(Recorded data)
+++++

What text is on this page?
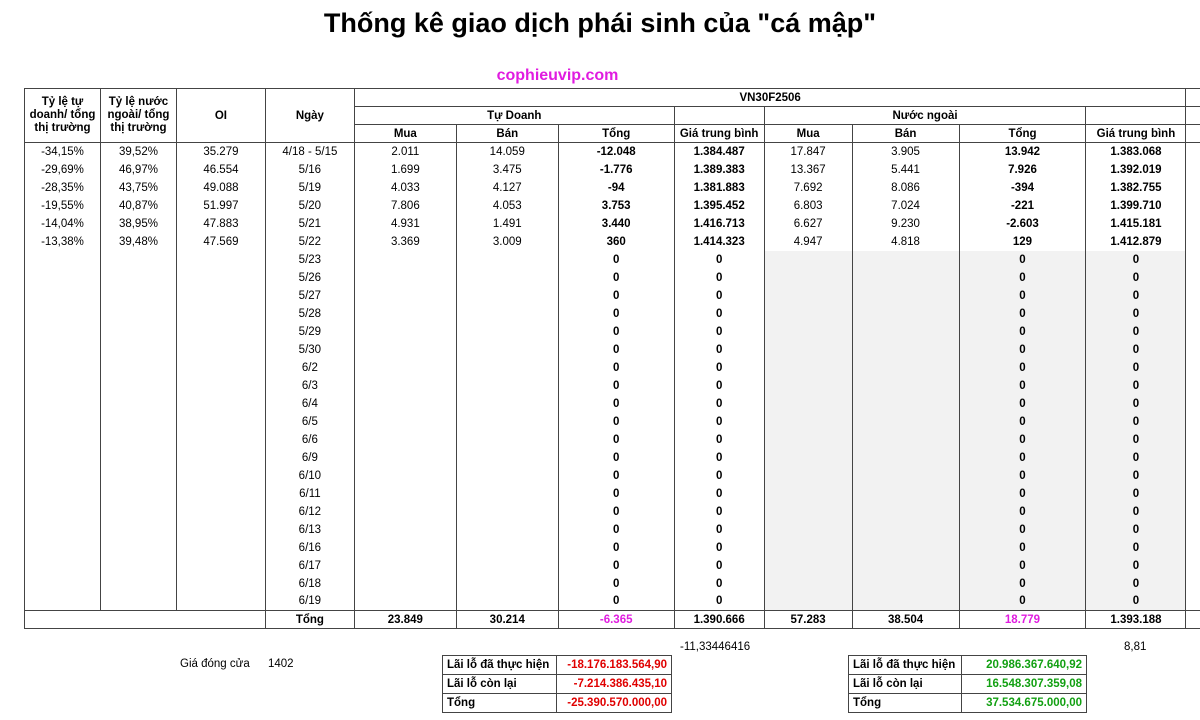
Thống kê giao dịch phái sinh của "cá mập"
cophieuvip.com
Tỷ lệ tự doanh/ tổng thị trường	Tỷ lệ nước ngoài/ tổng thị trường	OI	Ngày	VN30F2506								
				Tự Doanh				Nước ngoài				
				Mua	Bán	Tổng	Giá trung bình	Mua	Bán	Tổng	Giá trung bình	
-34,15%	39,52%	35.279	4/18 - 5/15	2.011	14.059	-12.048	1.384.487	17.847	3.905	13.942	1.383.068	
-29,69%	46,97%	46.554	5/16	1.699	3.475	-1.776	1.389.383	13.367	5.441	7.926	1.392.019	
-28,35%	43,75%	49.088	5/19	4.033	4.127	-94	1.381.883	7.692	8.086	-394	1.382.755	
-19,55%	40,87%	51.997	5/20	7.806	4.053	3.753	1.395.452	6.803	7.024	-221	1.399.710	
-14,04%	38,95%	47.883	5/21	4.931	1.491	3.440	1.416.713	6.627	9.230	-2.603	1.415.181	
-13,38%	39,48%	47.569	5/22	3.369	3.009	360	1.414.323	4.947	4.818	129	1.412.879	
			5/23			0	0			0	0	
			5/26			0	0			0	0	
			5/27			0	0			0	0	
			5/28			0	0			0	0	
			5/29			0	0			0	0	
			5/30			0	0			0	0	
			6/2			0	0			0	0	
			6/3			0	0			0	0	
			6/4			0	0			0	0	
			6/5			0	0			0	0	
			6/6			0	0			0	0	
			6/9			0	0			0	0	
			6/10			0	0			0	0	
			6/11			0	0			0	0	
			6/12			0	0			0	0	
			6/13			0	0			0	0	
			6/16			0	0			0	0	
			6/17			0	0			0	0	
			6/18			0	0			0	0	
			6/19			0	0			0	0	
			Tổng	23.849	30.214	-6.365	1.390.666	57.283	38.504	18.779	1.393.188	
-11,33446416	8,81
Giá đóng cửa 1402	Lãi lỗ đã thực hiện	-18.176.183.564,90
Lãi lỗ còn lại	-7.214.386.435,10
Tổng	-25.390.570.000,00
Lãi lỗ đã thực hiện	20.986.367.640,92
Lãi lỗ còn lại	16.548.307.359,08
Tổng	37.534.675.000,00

+++++

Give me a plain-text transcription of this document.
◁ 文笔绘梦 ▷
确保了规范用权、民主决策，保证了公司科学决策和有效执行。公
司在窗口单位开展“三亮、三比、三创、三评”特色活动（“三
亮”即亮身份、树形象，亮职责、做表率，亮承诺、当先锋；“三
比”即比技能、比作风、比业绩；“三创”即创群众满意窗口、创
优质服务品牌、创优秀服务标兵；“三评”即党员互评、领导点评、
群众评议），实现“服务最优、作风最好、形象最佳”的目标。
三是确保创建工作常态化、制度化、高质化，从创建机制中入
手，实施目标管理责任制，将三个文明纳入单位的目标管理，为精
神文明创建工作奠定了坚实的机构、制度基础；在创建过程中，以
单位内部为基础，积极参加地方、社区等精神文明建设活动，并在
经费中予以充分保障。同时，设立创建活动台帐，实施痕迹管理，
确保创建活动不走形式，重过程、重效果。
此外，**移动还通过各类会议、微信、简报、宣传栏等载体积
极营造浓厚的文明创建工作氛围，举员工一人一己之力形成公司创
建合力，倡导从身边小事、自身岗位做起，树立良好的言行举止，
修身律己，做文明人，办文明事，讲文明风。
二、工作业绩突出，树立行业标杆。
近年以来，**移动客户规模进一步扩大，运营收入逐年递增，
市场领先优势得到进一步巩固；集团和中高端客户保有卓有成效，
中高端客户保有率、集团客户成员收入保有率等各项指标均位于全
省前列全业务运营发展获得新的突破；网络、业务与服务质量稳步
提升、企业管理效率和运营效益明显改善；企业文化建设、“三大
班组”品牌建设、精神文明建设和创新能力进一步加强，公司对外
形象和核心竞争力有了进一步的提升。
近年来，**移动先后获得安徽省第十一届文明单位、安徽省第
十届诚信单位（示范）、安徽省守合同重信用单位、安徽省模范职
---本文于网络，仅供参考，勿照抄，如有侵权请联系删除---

+++++

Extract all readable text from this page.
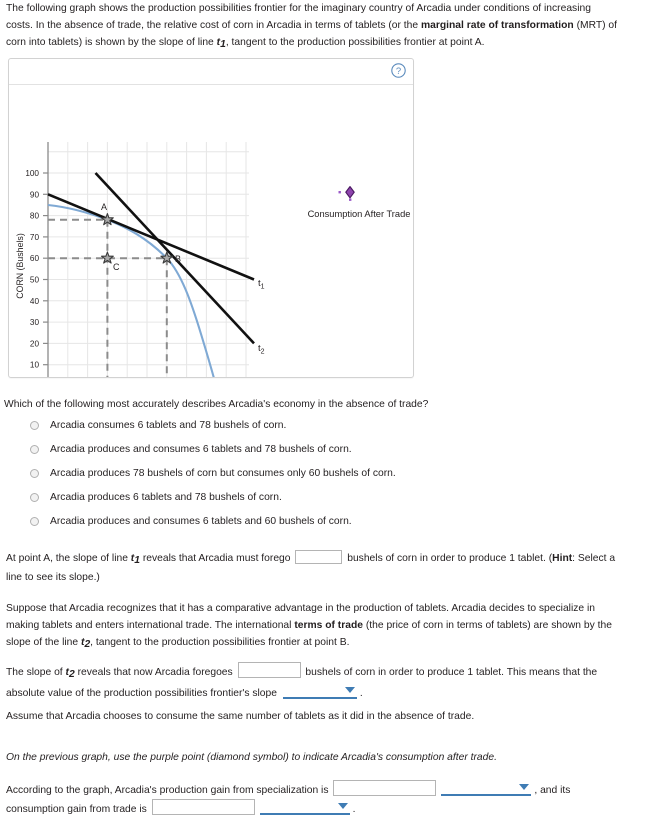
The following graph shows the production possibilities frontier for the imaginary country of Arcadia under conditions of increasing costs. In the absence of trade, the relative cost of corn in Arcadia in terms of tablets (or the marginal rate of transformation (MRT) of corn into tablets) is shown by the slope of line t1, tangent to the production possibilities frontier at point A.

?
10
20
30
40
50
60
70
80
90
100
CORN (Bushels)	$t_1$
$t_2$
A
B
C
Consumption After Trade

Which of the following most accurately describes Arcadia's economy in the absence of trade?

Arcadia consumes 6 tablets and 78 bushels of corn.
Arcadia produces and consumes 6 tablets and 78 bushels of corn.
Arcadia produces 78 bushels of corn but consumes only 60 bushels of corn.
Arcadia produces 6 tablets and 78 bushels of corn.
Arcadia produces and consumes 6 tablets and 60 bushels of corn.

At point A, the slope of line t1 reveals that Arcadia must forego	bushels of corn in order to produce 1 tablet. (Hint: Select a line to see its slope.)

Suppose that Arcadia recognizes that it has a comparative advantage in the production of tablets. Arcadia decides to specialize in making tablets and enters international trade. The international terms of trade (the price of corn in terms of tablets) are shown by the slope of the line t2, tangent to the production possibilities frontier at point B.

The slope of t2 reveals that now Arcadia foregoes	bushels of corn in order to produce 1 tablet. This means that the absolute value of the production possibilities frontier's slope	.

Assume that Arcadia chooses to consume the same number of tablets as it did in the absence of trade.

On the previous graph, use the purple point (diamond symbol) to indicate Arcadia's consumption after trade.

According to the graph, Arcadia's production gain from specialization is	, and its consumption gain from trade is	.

+++++

Where a line in the entries holds "thực", copy that line.

Giá đóng cửa 1402	Lãi lỗ đã thực hiện	-18.176.183.564,90
Lãi lỗ đã thực hiện	20.986.367.640,92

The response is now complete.